THE PROBLEM
Copy out each line that has "GMAG" in it.

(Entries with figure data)
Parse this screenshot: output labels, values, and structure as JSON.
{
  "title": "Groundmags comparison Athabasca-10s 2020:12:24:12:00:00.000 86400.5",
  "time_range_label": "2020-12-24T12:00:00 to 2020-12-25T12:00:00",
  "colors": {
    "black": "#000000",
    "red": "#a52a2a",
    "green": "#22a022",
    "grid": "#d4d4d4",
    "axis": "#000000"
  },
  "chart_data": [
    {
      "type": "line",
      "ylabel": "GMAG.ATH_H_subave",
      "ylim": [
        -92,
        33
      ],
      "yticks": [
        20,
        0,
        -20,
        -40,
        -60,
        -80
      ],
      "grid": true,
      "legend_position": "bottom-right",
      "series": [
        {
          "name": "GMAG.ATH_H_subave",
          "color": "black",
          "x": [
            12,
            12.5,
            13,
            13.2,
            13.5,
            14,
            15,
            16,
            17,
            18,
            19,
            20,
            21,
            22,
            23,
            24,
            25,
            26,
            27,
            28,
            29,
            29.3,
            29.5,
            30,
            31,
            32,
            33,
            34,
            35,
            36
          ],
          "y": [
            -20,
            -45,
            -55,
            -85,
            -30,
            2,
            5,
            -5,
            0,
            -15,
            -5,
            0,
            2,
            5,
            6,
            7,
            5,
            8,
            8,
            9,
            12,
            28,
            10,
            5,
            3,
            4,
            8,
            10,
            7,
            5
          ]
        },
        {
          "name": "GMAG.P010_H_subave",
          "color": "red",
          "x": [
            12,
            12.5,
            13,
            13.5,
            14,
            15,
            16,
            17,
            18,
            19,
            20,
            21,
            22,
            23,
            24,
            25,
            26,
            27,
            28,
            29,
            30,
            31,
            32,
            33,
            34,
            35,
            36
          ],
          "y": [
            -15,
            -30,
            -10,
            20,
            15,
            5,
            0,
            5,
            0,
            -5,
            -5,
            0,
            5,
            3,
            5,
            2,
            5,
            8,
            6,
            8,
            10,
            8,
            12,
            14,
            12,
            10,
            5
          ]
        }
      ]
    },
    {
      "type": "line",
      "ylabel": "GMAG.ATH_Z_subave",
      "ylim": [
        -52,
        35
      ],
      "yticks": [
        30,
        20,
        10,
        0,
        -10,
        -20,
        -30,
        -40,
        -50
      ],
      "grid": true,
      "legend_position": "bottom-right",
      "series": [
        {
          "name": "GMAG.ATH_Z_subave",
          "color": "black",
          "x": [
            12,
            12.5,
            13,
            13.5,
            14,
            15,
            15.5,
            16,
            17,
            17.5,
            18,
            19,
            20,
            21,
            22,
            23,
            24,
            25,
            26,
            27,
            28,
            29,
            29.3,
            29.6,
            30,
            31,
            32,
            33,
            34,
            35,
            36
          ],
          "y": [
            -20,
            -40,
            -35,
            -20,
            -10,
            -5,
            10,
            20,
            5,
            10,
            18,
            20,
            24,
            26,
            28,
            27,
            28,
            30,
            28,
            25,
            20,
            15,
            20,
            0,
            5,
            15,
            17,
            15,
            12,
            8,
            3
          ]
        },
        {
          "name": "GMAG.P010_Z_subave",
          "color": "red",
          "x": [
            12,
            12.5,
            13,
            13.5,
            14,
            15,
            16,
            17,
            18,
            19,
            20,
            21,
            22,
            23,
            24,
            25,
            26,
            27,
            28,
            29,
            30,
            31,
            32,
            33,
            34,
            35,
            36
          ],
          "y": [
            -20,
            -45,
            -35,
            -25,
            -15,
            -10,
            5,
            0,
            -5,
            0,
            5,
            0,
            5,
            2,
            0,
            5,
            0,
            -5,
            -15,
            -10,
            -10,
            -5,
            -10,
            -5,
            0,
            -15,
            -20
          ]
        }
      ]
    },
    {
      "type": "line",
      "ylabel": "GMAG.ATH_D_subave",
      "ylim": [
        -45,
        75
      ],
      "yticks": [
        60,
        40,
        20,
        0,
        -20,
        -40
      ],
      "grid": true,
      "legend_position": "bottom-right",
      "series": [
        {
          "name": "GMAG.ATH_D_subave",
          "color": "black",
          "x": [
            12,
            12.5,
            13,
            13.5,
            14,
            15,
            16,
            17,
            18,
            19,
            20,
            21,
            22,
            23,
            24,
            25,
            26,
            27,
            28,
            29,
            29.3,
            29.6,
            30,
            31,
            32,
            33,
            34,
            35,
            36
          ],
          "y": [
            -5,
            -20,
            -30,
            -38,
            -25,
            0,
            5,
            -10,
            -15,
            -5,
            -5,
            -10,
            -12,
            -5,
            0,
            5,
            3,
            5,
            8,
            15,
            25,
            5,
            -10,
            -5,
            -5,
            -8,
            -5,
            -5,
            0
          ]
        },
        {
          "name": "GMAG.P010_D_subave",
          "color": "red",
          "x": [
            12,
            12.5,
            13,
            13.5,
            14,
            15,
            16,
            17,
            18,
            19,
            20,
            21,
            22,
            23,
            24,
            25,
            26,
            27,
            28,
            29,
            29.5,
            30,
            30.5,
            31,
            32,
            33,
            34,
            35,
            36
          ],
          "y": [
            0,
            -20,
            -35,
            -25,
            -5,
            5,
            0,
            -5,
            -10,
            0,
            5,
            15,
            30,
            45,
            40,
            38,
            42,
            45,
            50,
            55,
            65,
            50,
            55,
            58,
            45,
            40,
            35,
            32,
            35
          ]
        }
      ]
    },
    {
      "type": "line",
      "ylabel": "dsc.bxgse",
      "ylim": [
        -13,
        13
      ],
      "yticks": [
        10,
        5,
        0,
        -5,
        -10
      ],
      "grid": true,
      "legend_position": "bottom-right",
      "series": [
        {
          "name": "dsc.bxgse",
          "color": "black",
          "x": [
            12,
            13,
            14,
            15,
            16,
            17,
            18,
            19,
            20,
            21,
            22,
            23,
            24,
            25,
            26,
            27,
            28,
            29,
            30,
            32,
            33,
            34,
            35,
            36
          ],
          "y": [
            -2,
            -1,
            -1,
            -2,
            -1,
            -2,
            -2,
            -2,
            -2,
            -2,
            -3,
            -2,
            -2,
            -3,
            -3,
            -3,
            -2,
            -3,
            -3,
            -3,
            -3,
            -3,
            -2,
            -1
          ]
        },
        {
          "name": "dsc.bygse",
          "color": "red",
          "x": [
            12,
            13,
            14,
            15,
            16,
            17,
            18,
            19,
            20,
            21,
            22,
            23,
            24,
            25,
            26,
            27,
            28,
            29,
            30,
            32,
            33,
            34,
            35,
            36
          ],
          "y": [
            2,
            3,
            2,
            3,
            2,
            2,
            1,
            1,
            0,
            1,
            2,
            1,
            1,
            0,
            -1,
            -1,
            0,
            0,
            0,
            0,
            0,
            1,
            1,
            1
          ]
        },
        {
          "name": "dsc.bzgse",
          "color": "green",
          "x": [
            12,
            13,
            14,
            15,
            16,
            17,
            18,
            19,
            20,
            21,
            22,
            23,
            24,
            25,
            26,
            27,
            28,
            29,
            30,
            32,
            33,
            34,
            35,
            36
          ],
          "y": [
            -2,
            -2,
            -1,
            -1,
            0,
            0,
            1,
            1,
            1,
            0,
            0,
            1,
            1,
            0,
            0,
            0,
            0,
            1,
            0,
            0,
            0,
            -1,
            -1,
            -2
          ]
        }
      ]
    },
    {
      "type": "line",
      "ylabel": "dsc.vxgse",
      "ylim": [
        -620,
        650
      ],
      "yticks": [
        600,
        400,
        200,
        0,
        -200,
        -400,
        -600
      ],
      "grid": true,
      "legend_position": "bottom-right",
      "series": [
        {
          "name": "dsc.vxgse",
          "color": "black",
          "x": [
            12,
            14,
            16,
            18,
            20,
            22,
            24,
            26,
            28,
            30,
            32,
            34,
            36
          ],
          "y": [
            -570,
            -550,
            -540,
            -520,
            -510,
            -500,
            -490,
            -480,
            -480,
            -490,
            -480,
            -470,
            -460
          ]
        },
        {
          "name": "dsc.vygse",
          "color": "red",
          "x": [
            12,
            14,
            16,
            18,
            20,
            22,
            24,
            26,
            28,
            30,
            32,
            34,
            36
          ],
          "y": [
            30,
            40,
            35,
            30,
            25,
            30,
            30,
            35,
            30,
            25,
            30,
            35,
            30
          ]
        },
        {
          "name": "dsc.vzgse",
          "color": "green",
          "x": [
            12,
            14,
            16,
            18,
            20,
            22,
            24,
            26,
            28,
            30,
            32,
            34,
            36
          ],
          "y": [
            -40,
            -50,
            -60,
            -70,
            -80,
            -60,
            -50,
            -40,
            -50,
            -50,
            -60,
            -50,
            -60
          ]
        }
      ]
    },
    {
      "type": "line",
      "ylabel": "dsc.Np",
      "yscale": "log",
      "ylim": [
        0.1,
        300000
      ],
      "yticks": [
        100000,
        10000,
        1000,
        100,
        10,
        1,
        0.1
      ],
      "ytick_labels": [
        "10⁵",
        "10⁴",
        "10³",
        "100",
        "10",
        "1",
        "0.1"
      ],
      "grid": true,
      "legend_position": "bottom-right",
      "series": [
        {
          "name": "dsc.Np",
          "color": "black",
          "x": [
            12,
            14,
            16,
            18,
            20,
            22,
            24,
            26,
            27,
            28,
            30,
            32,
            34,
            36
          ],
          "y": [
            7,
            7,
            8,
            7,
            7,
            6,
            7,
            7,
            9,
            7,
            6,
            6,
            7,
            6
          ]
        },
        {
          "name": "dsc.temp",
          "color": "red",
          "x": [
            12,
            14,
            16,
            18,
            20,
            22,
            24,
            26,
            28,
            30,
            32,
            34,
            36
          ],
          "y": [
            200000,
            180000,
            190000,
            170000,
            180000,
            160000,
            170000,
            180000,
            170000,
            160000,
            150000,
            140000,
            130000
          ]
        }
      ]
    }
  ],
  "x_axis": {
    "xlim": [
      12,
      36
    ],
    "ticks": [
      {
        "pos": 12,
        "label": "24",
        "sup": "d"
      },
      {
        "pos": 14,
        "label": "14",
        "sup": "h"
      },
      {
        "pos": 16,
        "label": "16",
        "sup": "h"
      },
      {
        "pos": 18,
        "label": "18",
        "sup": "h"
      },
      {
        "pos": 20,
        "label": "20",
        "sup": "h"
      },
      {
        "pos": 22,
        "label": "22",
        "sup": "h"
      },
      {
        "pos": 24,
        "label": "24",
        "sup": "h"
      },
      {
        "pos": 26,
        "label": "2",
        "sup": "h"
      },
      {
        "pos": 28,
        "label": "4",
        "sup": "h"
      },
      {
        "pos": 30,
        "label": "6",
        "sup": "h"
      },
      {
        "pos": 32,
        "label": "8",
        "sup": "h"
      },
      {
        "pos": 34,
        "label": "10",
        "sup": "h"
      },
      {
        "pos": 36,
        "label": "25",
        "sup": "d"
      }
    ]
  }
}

WRITTEN SOLUTION
      "ylabel": "GMAG.ATH_H_subave",
          "name": "GMAG.ATH_H_subave",
          "name": "GMAG.P010_H_subave",
      "ylabel": "GMAG.ATH_Z_subave",
          "name": "GMAG.ATH_Z_subave",
          "name": "GMAG.P010_Z_subave",
      "ylabel": "GMAG.ATH_D_subave",
          "name": "GMAG.ATH_D_subave",
          "name": "GMAG.P010_D_subave",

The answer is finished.